▶ _Work to be completed_: Output the records exactly. Include every line.
***** Given entries
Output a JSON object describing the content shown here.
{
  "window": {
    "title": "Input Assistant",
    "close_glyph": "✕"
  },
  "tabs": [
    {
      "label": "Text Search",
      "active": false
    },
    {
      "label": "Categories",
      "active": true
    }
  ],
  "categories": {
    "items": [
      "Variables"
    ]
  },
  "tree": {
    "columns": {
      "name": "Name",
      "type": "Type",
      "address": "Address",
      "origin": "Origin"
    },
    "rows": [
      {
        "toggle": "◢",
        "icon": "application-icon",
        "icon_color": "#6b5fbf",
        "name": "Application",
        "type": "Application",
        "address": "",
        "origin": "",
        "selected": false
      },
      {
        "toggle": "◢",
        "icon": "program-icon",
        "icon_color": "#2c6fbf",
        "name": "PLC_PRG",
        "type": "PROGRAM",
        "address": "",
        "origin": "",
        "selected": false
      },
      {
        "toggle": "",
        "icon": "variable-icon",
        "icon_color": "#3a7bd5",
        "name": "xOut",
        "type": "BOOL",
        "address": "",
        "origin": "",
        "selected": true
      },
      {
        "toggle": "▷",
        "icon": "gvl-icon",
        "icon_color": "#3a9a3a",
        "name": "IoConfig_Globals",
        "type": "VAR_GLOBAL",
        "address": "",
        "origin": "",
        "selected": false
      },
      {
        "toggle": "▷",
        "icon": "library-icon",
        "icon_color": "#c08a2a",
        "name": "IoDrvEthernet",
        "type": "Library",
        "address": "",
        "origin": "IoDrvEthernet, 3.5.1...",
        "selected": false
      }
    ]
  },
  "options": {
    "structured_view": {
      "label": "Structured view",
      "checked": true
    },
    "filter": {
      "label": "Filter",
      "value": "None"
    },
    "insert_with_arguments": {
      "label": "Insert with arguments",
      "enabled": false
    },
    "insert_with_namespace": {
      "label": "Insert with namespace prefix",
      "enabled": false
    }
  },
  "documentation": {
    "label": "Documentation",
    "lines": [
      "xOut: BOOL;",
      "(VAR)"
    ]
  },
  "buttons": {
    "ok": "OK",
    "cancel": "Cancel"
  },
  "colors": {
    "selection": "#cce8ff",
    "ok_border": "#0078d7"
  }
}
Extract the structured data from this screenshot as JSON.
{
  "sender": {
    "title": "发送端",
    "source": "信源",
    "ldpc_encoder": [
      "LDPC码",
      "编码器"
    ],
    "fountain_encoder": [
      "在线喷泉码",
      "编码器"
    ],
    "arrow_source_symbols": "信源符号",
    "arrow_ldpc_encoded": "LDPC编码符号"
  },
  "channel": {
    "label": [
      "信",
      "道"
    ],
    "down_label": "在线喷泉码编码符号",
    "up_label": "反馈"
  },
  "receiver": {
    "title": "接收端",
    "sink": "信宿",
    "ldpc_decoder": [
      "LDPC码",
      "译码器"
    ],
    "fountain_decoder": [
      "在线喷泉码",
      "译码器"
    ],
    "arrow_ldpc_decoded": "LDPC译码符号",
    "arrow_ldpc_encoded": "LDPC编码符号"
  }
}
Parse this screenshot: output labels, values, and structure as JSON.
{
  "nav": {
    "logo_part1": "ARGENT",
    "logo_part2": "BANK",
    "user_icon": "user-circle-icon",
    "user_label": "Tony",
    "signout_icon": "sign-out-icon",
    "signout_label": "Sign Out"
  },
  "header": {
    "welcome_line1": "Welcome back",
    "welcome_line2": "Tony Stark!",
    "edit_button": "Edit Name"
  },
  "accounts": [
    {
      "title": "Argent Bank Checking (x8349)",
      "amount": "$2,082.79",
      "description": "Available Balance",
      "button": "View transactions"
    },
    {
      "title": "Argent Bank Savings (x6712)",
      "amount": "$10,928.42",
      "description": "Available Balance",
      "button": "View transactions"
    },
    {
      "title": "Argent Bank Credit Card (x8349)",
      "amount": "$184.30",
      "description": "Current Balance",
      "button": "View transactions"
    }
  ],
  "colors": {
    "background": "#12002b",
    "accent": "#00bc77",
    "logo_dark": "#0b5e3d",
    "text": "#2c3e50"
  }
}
**********
▶ _Task solution_:
Output a JSON object describing the content shown here.
{
  "window": {
    "title": "Input Assistant",
    "close_glyph": "✕"
  },
  "tabs": [
    {
      "label": "Text Search",
      "active": false
    },
    {
      "label": "Categories",
      "active": true
    }
  ],
  "categories": {
    "items": [
      "Variables"
    ]
  },
  "tree": {
    "columns": {
      "name": "Name",
      "type": "Type",
      "address": "Address",
      "origin": "Origin"
    },
    "rows": [
      {
        "toggle": "◢",
        "icon": "application-icon",
        "icon_color": "#6b5fbf",
        "name": "Application",
        "type": "Application",
        "address": "",
        "origin": "",
        "selected": false
      },
      {
        "toggle": "◢",
        "icon": "program-icon",
        "icon_color": "#2c6fbf",
        "name": "PLC_PRG",
        "type": "PROGRAM",
        "address": "",
        "origin": "",
        "selected": false
      },
      {
        "toggle": "",
        "icon": "variable-icon",
        "icon_color": "#3a7bd5",
        "name": "xOut",
        "type": "BOOL",
        "address": "",
        "origin": "",
        "selected": true
      },
      {
        "toggle": "▷",
        "icon": "gvl-icon",
        "icon_color": "#3a9a3a",
        "name": "IoConfig_Globals",
        "type": "VAR_GLOBAL",
        "address": "",
        "origin": "",
        "selected": false
      },
      {
        "toggle": "▷",
        "icon": "library-icon",
        "icon_color": "#c08a2a",
        "name": "IoDrvEthernet",
        "type": "Library",
        "address": "",
        "origin": "IoDrvEthernet, 3.5.1...",
        "selected": false
      }
    ]
  },
  "options": {
    "structured_view": {
      "label": "Structured view",
      "checked": true
    },
    "filter": {
      "label": "Filter",
      "value": "None"
    },
    "insert_with_arguments": {
      "label": "Insert with arguments",
      "enabled": false
    },
    "insert_with_namespace": {
      "label": "Insert with namespace prefix",
      "enabled": false
    }
  },
  "documentation": {
    "label": "Documentation",
    "lines": [
      "xOut: BOOL;",
      "(VAR)"
    ]
  },
  "buttons": {
    "ok": "OK",
    "cancel": "Cancel"
  },
  "colors": {
    "selection": "#cce8ff",
    "ok_border": "#0078d7"
  }
}
Extract the structured data from this screenshot as JSON.
{
  "sender": {
    "title": "发送端",
    "source": "信源",
    "ldpc_encoder": [
      "LDPC码",
      "编码器"
    ],
    "fountain_encoder": [
      "在线喷泉码",
      "编码器"
    ],
    "arrow_source_symbols": "信源符号",
    "arrow_ldpc_encoded": "LDPC编码符号"
  },
  "channel": {
    "label": [
      "信",
      "道"
    ],
    "down_label": "在线喷泉码编码符号",
    "up_label": "反馈"
  },
  "receiver": {
    "title": "接收端",
    "sink": "信宿",
    "ldpc_decoder": [
      "LDPC码",
      "译码器"
    ],
    "fountain_decoder": [
      "在线喷泉码",
      "译码器"
    ],
    "arrow_ldpc_decoded": "LDPC译码符号",
    "arrow_ldpc_encoded": "LDPC编码符号"
  }
}
Parse this screenshot: output labels, values, and structure as JSON.
{
  "nav": {
    "logo_part1": "ARGENT",
    "logo_part2": "BANK",
    "user_icon": "user-circle-icon",
    "user_label": "Tony",
    "signout_icon": "sign-out-icon",
    "signout_label": "Sign Out"
  },
  "header": {
    "welcome_line1": "Welcome back",
    "welcome_line2": "Tony Stark!",
    "edit_button": "Edit Name"
  },
  "accounts": [
    {
      "title": "Argent Bank Checking (x8349)",
      "amount": "$2,082.79",
      "description": "Available Balance",
      "button": "View transactions"
    },
    {
      "title": "Argent Bank Savings (x6712)",
      "amount": "$10,928.42",
      "description": "Available Balance",
      "button": "View transactions"
    },
    {
      "title": "Argent Bank Credit Card (x8349)",
      "amount": "$184.30",
      "description": "Current Balance",
      "button": "View transactions"
    }
  ],
  "colors": {
    "background": "#12002b",
    "accent": "#00bc77",
    "logo_dark": "#0b5e3d",
    "text": "#2c3e50"
  }
}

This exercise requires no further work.